**PROMPT**
Extract all of the entries and set them down verbatim.

* BEGIN SOURCE DATA *

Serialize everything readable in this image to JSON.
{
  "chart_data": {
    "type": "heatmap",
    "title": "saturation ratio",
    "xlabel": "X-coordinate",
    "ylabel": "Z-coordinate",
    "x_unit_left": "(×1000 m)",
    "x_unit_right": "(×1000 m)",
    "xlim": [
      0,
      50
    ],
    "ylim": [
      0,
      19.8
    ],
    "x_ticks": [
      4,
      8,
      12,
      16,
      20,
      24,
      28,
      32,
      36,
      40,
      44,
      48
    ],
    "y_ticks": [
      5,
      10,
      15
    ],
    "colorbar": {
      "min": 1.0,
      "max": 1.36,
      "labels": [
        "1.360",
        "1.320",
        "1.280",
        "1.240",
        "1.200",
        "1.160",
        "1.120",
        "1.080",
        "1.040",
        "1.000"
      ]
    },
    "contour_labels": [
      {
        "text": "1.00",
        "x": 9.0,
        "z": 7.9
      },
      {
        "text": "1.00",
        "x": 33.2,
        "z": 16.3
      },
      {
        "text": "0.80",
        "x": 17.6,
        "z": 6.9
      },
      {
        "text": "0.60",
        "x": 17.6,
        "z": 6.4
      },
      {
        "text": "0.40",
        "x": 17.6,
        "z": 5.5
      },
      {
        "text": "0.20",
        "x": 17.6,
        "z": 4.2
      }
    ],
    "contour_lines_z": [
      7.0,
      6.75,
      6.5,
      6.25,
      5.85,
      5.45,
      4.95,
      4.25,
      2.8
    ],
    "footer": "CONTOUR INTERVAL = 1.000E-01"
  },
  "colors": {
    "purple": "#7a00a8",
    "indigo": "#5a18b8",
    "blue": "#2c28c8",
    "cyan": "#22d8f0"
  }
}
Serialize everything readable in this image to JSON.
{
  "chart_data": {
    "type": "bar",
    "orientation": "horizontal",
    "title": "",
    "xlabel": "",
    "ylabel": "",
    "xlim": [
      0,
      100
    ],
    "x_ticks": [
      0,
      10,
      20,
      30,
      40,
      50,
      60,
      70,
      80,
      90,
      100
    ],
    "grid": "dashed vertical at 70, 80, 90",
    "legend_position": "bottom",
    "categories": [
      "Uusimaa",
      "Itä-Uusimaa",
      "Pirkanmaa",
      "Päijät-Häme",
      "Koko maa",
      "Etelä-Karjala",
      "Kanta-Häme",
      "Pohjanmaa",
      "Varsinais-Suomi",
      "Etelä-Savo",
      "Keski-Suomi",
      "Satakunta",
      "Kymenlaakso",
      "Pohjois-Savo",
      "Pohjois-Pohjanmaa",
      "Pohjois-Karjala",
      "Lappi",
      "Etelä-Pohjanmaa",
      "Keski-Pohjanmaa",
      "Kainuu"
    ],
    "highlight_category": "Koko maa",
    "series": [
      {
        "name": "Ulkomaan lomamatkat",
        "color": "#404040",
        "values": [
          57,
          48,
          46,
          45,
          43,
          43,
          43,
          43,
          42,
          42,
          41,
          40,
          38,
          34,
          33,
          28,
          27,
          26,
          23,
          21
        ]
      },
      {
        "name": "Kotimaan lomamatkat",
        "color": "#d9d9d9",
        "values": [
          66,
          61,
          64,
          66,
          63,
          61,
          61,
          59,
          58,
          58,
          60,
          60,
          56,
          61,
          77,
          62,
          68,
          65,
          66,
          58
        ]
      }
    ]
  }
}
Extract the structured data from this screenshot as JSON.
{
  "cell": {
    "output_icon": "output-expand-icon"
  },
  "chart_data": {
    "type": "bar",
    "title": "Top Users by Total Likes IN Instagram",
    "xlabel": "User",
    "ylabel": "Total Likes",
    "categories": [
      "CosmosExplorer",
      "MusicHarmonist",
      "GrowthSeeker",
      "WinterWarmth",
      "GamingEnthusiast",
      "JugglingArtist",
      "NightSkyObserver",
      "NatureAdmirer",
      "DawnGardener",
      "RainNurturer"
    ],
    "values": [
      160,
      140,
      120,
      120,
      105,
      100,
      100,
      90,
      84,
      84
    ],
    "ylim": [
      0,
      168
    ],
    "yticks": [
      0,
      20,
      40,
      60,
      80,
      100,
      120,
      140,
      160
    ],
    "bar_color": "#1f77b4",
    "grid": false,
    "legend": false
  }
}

* END SOURCE DATA *

**WRITTEN SOLUTION**
Serialize everything readable in this image to JSON.
{
  "chart_data": {
    "type": "heatmap",
    "title": "saturation ratio",
    "xlabel": "X-coordinate",
    "ylabel": "Z-coordinate",
    "x_unit_left": "(×1000 m)",
    "x_unit_right": "(×1000 m)",
    "xlim": [
      0,
      50
    ],
    "ylim": [
      0,
      19.8
    ],
    "x_ticks": [
      4,
      8,
      12,
      16,
      20,
      24,
      28,
      32,
      36,
      40,
      44,
      48
    ],
    "y_ticks": [
      5,
      10,
      15
    ],
    "colorbar": {
      "min": 1.0,
      "max": 1.36,
      "labels": [
        "1.360",
        "1.320",
        "1.280",
        "1.240",
        "1.200",
        "1.160",
        "1.120",
        "1.080",
        "1.040",
        "1.000"
      ]
    },
    "contour_labels": [
      {
        "text": "1.00",
        "x": 9.0,
        "z": 7.9
      },
      {
        "text": "1.00",
        "x": 33.2,
        "z": 16.3
      },
      {
        "text": "0.80",
        "x": 17.6,
        "z": 6.9
      },
      {
        "text": "0.60",
        "x": 17.6,
        "z": 6.4
      },
      {
        "text": "0.40",
        "x": 17.6,
        "z": 5.5
      },
      {
        "text": "0.20",
        "x": 17.6,
        "z": 4.2
      }
    ],
    "contour_lines_z": [
      7.0,
      6.75,
      6.5,
      6.25,
      5.85,
      5.45,
      4.95,
      4.25,
      2.8
    ],
    "footer": "CONTOUR INTERVAL = 1.000E-01"
  },
  "colors": {
    "purple": "#7a00a8",
    "indigo": "#5a18b8",
    "blue": "#2c28c8",
    "cyan": "#22d8f0"
  }
}
Serialize everything readable in this image to JSON.
{
  "chart_data": {
    "type": "bar",
    "orientation": "horizontal",
    "title": "",
    "xlabel": "",
    "ylabel": "",
    "xlim": [
      0,
      100
    ],
    "x_ticks": [
      0,
      10,
      20,
      30,
      40,
      50,
      60,
      70,
      80,
      90,
      100
    ],
    "grid": "dashed vertical at 70, 80, 90",
    "legend_position": "bottom",
    "categories": [
      "Uusimaa",
      "Itä-Uusimaa",
      "Pirkanmaa",
      "Päijät-Häme",
      "Koko maa",
      "Etelä-Karjala",
      "Kanta-Häme",
      "Pohjanmaa",
      "Varsinais-Suomi",
      "Etelä-Savo",
      "Keski-Suomi",
      "Satakunta",
      "Kymenlaakso",
      "Pohjois-Savo",
      "Pohjois-Pohjanmaa",
      "Pohjois-Karjala",
      "Lappi",
      "Etelä-Pohjanmaa",
      "Keski-Pohjanmaa",
      "Kainuu"
    ],
    "highlight_category": "Koko maa",
    "series": [
      {
        "name": "Ulkomaan lomamatkat",
        "color": "#404040",
        "values": [
          57,
          48,
          46,
          45,
          43,
          43,
          43,
          43,
          42,
          42,
          41,
          40,
          38,
          34,
          33,
          28,
          27,
          26,
          23,
          21
        ]
      },
      {
        "name": "Kotimaan lomamatkat",
        "color": "#d9d9d9",
        "values": [
          66,
          61,
          64,
          66,
          63,
          61,
          61,
          59,
          58,
          58,
          60,
          60,
          56,
          61,
          77,
          62,
          68,
          65,
          66,
          58
        ]
      }
    ]
  }
}
Extract the structured data from this screenshot as JSON.
{
  "cell": {
    "output_icon": "output-expand-icon"
  },
  "chart_data": {
    "type": "bar",
    "title": "Top Users by Total Likes IN Instagram",
    "xlabel": "User",
    "ylabel": "Total Likes",
    "categories": [
      "CosmosExplorer",
      "MusicHarmonist",
      "GrowthSeeker",
      "WinterWarmth",
      "GamingEnthusiast",
      "JugglingArtist",
      "NightSkyObserver",
      "NatureAdmirer",
      "DawnGardener",
      "RainNurturer"
    ],
    "values": [
      160,
      140,
      120,
      120,
      105,
      100,
      100,
      90,
      84,
      84
    ],
    "ylim": [
      0,
      168
    ],
    "yticks": [
      0,
      20,
      40,
      60,
      80,
      100,
      120,
      140,
      160
    ],
    "bar_color": "#1f77b4",
    "grid": false,
    "legend": false
  }
}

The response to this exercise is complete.